### WHAT IS EXPECTED
Repeat every record exactly, but keep images out of the copy.
## BEGIN INPUT ROWS
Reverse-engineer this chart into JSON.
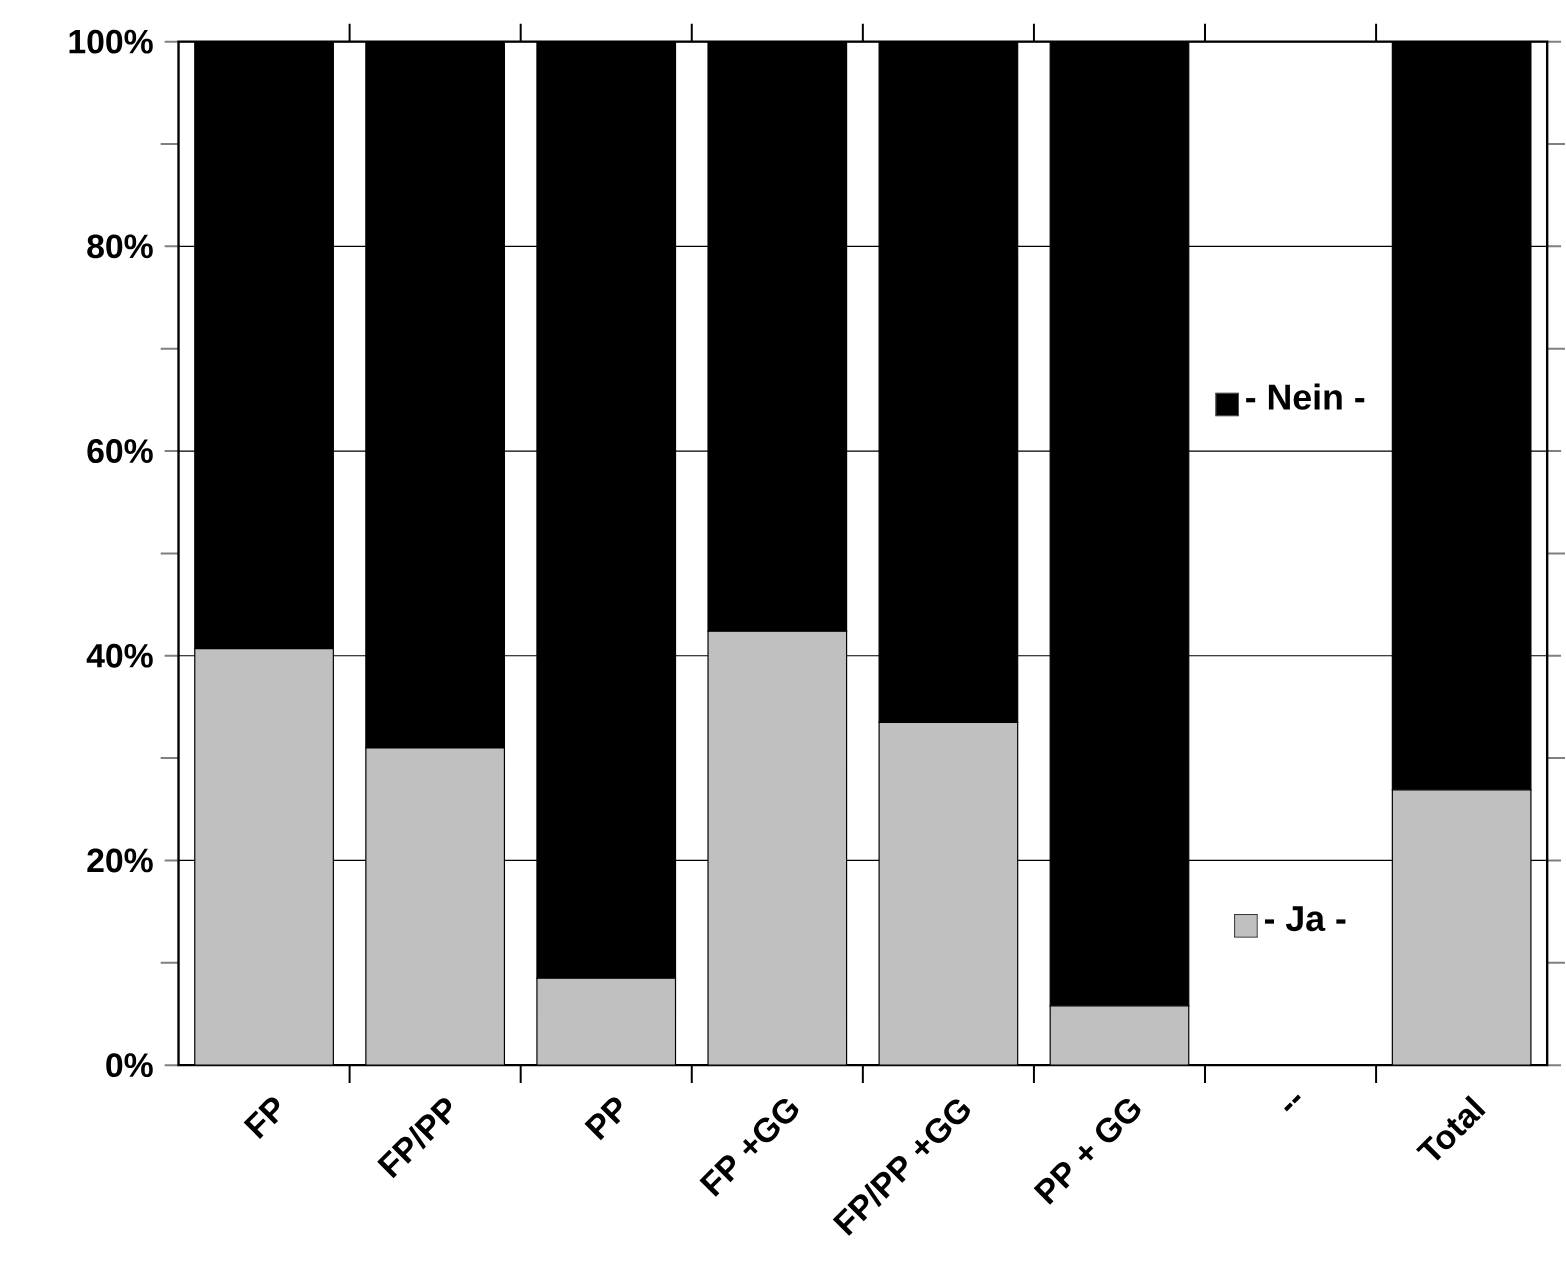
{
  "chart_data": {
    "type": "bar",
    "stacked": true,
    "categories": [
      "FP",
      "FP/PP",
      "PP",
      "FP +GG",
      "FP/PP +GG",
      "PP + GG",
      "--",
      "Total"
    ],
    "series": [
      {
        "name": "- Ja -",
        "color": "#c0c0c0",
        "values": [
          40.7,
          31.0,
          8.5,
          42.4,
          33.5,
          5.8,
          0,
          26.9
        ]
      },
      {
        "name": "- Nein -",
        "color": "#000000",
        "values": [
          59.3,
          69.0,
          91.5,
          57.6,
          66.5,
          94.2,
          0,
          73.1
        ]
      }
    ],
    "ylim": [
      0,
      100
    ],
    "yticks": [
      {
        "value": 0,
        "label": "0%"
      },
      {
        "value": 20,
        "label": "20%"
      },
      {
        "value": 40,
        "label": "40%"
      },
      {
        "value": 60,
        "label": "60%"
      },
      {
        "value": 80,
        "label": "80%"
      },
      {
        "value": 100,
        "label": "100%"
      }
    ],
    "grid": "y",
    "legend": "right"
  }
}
## END INPUT ROWS
### RESPONSE TO THIS EXERCISE
Reverse-engineer this chart into JSON.
{
  "chart_data": {
    "type": "bar",
    "stacked": true,
    "categories": [
      "FP",
      "FP/PP",
      "PP",
      "FP +GG",
      "FP/PP +GG",
      "PP + GG",
      "--",
      "Total"
    ],
    "series": [
      {
        "name": "- Ja -",
        "color": "#c0c0c0",
        "values": [
          40.7,
          31.0,
          8.5,
          42.4,
          33.5,
          5.8,
          0,
          26.9
        ]
      },
      {
        "name": "- Nein -",
        "color": "#000000",
        "values": [
          59.3,
          69.0,
          91.5,
          57.6,
          66.5,
          94.2,
          0,
          73.1
        ]
      }
    ],
    "ylim": [
      0,
      100
    ],
    "yticks": [
      {
        "value": 0,
        "label": "0%"
      },
      {
        "value": 20,
        "label": "20%"
      },
      {
        "value": 40,
        "label": "40%"
      },
      {
        "value": 60,
        "label": "60%"
      },
      {
        "value": 80,
        "label": "80%"
      },
      {
        "value": 100,
        "label": "100%"
      }
    ],
    "grid": "y",
    "legend": "right"
  }
}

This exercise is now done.